* _Data entries for graphics_:
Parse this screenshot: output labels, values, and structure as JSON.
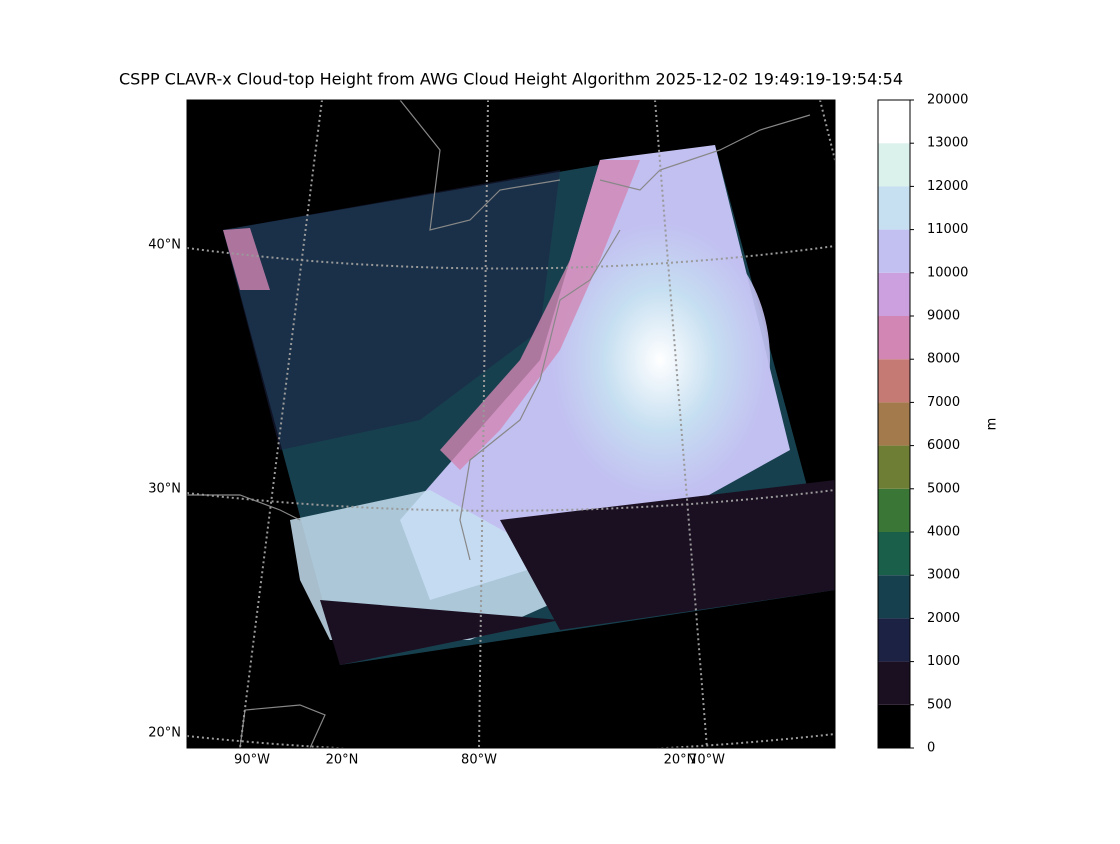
{
  "title": "CSPP CLAVR-x Cloud-top Height from AWG Cloud Height Algorithm 2025-12-02 19:49:19-19:54:54",
  "map": {
    "lat_labels": [
      "40°N",
      "30°N",
      "20°N"
    ],
    "lon_labels": [
      "90°W",
      "20°N",
      "80°W",
      "20°N",
      "70°W"
    ]
  },
  "colorbar": {
    "label": "m",
    "ticks": [
      0,
      500,
      1000,
      2000,
      3000,
      4000,
      5000,
      6000,
      7000,
      8000,
      9000,
      10000,
      11000,
      12000,
      13000,
      20000
    ],
    "colors": [
      "#000000",
      "#1b1022",
      "#1c2244",
      "#17404e",
      "#1a5f4a",
      "#3a7736",
      "#6e7f35",
      "#a27a4b",
      "#c67a74",
      "#d286b3",
      "#cca0de",
      "#c2bff1",
      "#c6dff1",
      "#daf1ec",
      "#ffffff"
    ]
  }
}
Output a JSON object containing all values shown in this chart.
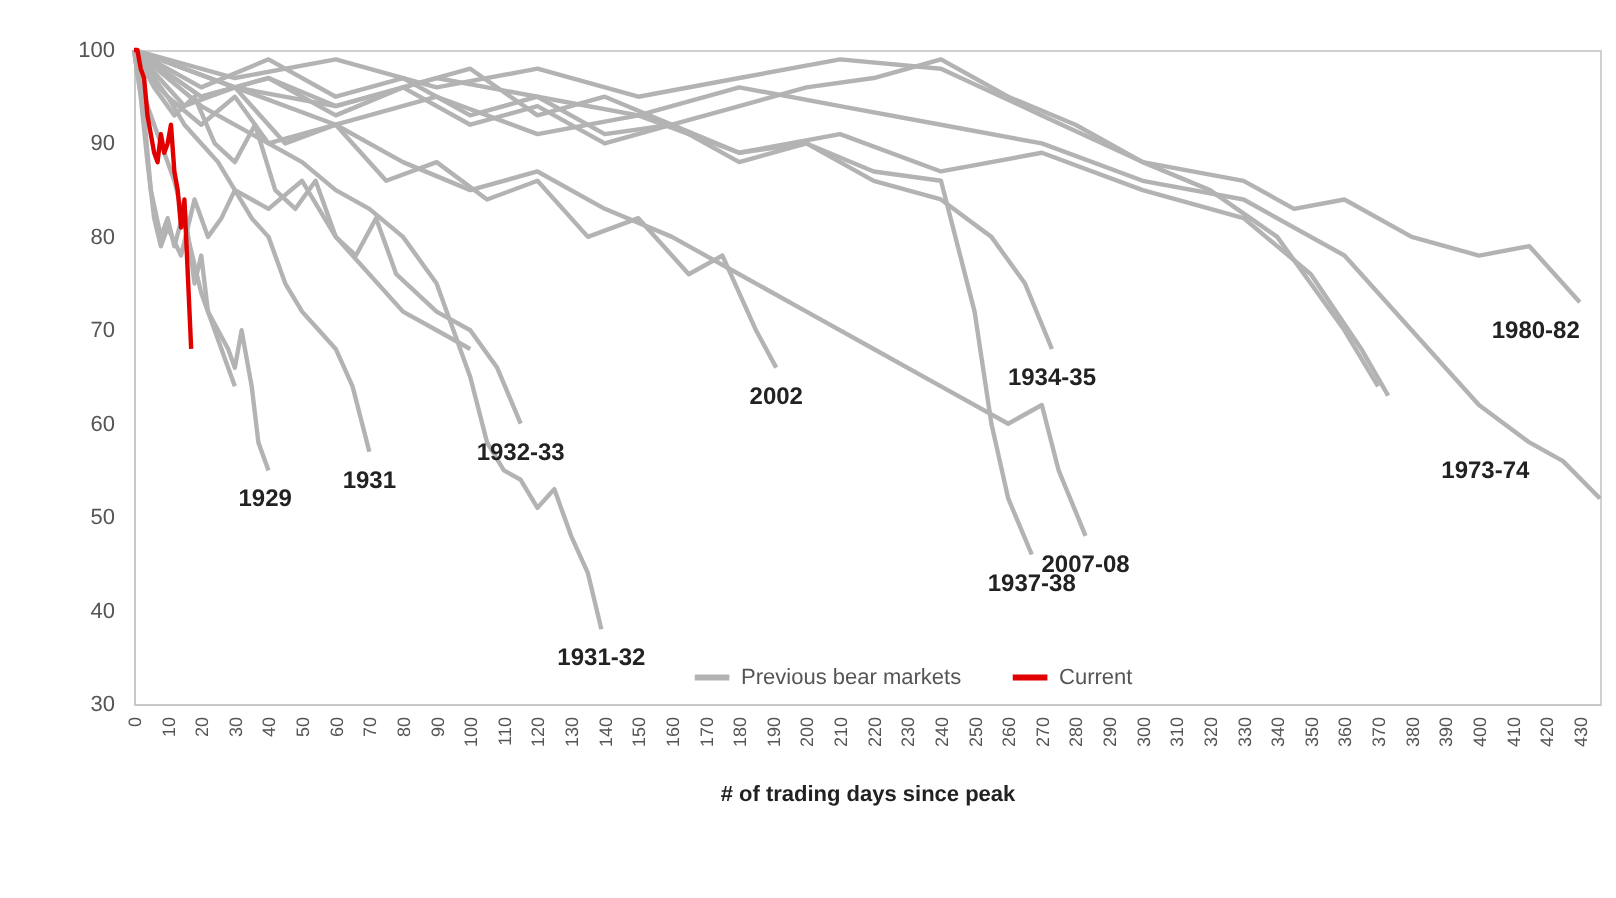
{
  "chart_data": {
    "type": "line",
    "xlabel": "# of trading days since peak",
    "xlim": [
      0,
      436
    ],
    "xticks": [
      0,
      10,
      20,
      30,
      40,
      50,
      60,
      70,
      80,
      90,
      100,
      110,
      120,
      130,
      140,
      150,
      160,
      170,
      180,
      190,
      200,
      210,
      220,
      230,
      240,
      250,
      260,
      270,
      280,
      290,
      300,
      310,
      320,
      330,
      340,
      350,
      360,
      370,
      380,
      390,
      400,
      410,
      420,
      430
    ],
    "ylim": [
      30,
      100
    ],
    "yticks": [
      30,
      40,
      50,
      60,
      70,
      80,
      90,
      100
    ],
    "grid": false,
    "legend": "bottom",
    "line_style": "solid",
    "marker": "none",
    "series": [
      {
        "name": "Previous bear markets",
        "color": "#b3b3b3",
        "x": [
          0,
          3,
          5,
          8,
          10,
          12,
          15,
          18,
          20,
          22,
          25,
          28,
          30,
          32,
          35,
          37,
          40
        ],
        "values": [
          100,
          93,
          85,
          80,
          82,
          79,
          83,
          75,
          78,
          72,
          70,
          68,
          66,
          70,
          64,
          58,
          55
        ]
      },
      {
        "color": "#b3b3b3",
        "x": [
          0,
          5,
          10,
          15,
          20,
          25,
          30,
          35,
          40,
          45,
          50,
          55,
          60,
          65,
          70
        ],
        "values": [
          100,
          97,
          95,
          92,
          90,
          88,
          85,
          82,
          80,
          75,
          72,
          70,
          68,
          64,
          57
        ]
      },
      {
        "color": "#b3b3b3",
        "x": [
          0,
          6,
          12,
          18,
          24,
          30,
          36,
          42,
          48,
          54,
          60,
          66,
          72,
          78,
          84,
          90,
          100,
          108,
          115
        ],
        "values": [
          100,
          96,
          93,
          95,
          90,
          88,
          92,
          85,
          83,
          86,
          80,
          78,
          82,
          76,
          74,
          72,
          70,
          66,
          60
        ]
      },
      {
        "color": "#b3b3b3",
        "x": [
          0,
          10,
          20,
          30,
          40,
          50,
          60,
          70,
          80,
          90,
          95,
          100,
          105,
          110,
          115,
          120,
          125,
          130,
          135,
          139
        ],
        "values": [
          100,
          95,
          92,
          95,
          90,
          88,
          85,
          83,
          80,
          75,
          70,
          65,
          58,
          55,
          54,
          51,
          53,
          48,
          44,
          38
        ]
      },
      {
        "color": "#b3b3b3",
        "x": [
          0,
          15,
          30,
          45,
          60,
          75,
          90,
          105,
          120,
          135,
          150,
          165,
          175,
          185,
          191
        ],
        "values": [
          100,
          94,
          96,
          90,
          92,
          86,
          88,
          84,
          86,
          80,
          82,
          76,
          78,
          70,
          66
        ]
      },
      {
        "color": "#b3b3b3",
        "x": [
          0,
          20,
          40,
          60,
          80,
          100,
          120,
          140,
          160,
          180,
          200,
          220,
          240,
          255,
          265,
          273
        ],
        "values": [
          100,
          95,
          97,
          93,
          96,
          92,
          94,
          90,
          92,
          88,
          90,
          86,
          84,
          80,
          75,
          68
        ]
      },
      {
        "color": "#b3b3b3",
        "x": [
          0,
          20,
          40,
          60,
          80,
          100,
          120,
          140,
          160,
          180,
          200,
          220,
          240,
          250,
          255,
          260,
          267
        ],
        "values": [
          100,
          96,
          99,
          95,
          97,
          93,
          95,
          91,
          92,
          89,
          90,
          87,
          86,
          72,
          60,
          52,
          46
        ]
      },
      {
        "color": "#b3b3b3",
        "x": [
          0,
          20,
          40,
          60,
          80,
          100,
          120,
          140,
          160,
          180,
          200,
          220,
          240,
          260,
          270,
          275,
          283
        ],
        "values": [
          100,
          94,
          90,
          92,
          88,
          85,
          87,
          83,
          80,
          76,
          72,
          68,
          64,
          60,
          62,
          55,
          48
        ]
      },
      {
        "color": "#b3b3b3",
        "x": [
          0,
          30,
          60,
          90,
          120,
          150,
          180,
          210,
          240,
          270,
          300,
          330,
          360,
          380,
          400,
          415,
          425,
          436
        ],
        "values": [
          100,
          96,
          94,
          97,
          95,
          93,
          96,
          94,
          92,
          90,
          86,
          84,
          78,
          70,
          62,
          58,
          56,
          52
        ]
      },
      {
        "color": "#b3b3b3",
        "x": [
          0,
          30,
          60,
          90,
          120,
          150,
          180,
          210,
          240,
          270,
          300,
          330,
          345,
          360,
          380,
          400,
          415,
          430
        ],
        "values": [
          100,
          97,
          99,
          96,
          98,
          95,
          97,
          99,
          98,
          93,
          88,
          86,
          83,
          84,
          80,
          78,
          79,
          73
        ]
      },
      {
        "color": "#b3b3b3",
        "x": [
          0,
          20,
          40,
          60,
          80,
          100,
          120,
          140,
          160,
          180,
          200,
          220,
          240,
          260,
          280,
          300,
          320,
          340,
          360,
          370
        ],
        "values": [
          100,
          95,
          97,
          94,
          96,
          98,
          93,
          95,
          92,
          94,
          96,
          97,
          99,
          95,
          92,
          88,
          85,
          80,
          70,
          64
        ]
      },
      {
        "color": "#b3b3b3",
        "x": [
          0,
          30,
          60,
          90,
          120,
          150,
          180,
          210,
          240,
          270,
          300,
          330,
          350,
          365,
          373
        ],
        "values": [
          100,
          96,
          92,
          95,
          91,
          93,
          89,
          91,
          87,
          89,
          85,
          82,
          76,
          68,
          63
        ]
      },
      {
        "color": "#b3b3b3",
        "x": [
          0,
          2,
          4,
          6,
          8,
          10,
          14,
          18,
          22,
          26,
          30,
          40,
          50,
          60,
          70,
          80,
          90,
          100
        ],
        "values": [
          100,
          95,
          88,
          82,
          79,
          81,
          78,
          84,
          80,
          82,
          85,
          83,
          86,
          80,
          76,
          72,
          70,
          68
        ]
      },
      {
        "color": "#b3b3b3",
        "x": [
          0,
          4,
          8,
          12,
          16,
          20,
          24,
          28,
          30
        ],
        "values": [
          100,
          94,
          90,
          86,
          80,
          74,
          70,
          66,
          64
        ]
      },
      {
        "name": "Current",
        "color": "#e00000",
        "x": [
          0,
          1,
          2,
          3,
          4,
          5,
          6,
          7,
          8,
          9,
          10,
          11,
          12,
          13,
          14,
          15,
          16,
          17
        ],
        "values": [
          100,
          100,
          98,
          97,
          93,
          91,
          89,
          88,
          91,
          89,
          90,
          92,
          87,
          85,
          81,
          84,
          76,
          68
        ]
      }
    ],
    "annotations": [
      {
        "text": "1929",
        "x": 39,
        "y": 55
      },
      {
        "text": "1931",
        "x": 70,
        "y": 57
      },
      {
        "text": "1932-33",
        "x": 115,
        "y": 60
      },
      {
        "text": "1931-32",
        "x": 139,
        "y": 38
      },
      {
        "text": "2002",
        "x": 191,
        "y": 66
      },
      {
        "text": "1934-35",
        "x": 273,
        "y": 68
      },
      {
        "text": "1937-38",
        "x": 267,
        "y": 46
      },
      {
        "text": "2007-08",
        "x": 283,
        "y": 48
      },
      {
        "text": "1973-74",
        "x": 415,
        "y": 58
      },
      {
        "text": "1980-82",
        "x": 430,
        "y": 73
      }
    ]
  }
}
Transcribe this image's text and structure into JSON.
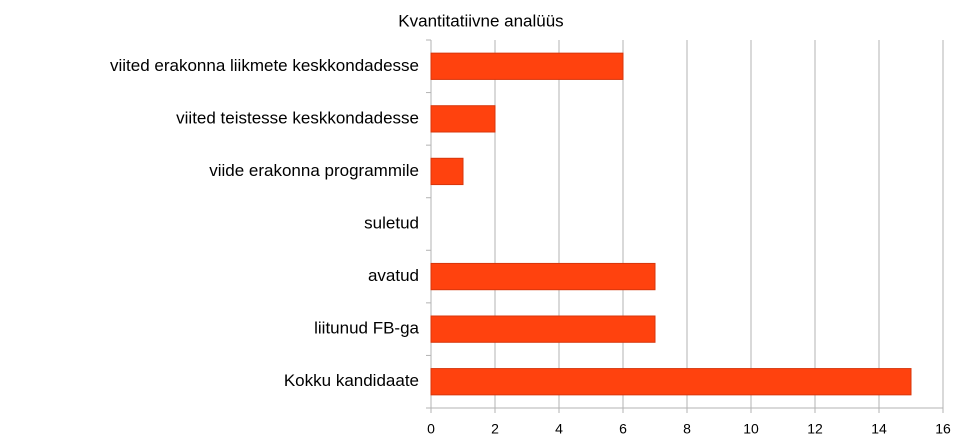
{
  "chart_data": {
    "type": "barh",
    "title": "Kvantitatiivne analüüs",
    "categories": [
      "viited erakonna liikmete keskkondadesse",
      "viited teistesse keskkondadesse",
      "viide erakonna programmile",
      "suletud",
      "avatud",
      "liitunud FB-ga",
      "Kokku kandidaate"
    ],
    "values": [
      6,
      2,
      1,
      0,
      7,
      7,
      15
    ],
    "color": "#ff420e",
    "xlim": [
      0,
      16
    ],
    "xticks": [
      0,
      2,
      4,
      6,
      8,
      10,
      12,
      14,
      16
    ],
    "grid": true
  }
}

* _What to produce_:
Every line that holds the string "title" should be returned.

* _Exercise answer_:
  "title": "CSPP CLAVR-x Cloud-top Height from AWG Cloud Height Algorithm 2025-12-02 19:49:19-19:54:54",
    "title": "Kvantitatiivne analüüs",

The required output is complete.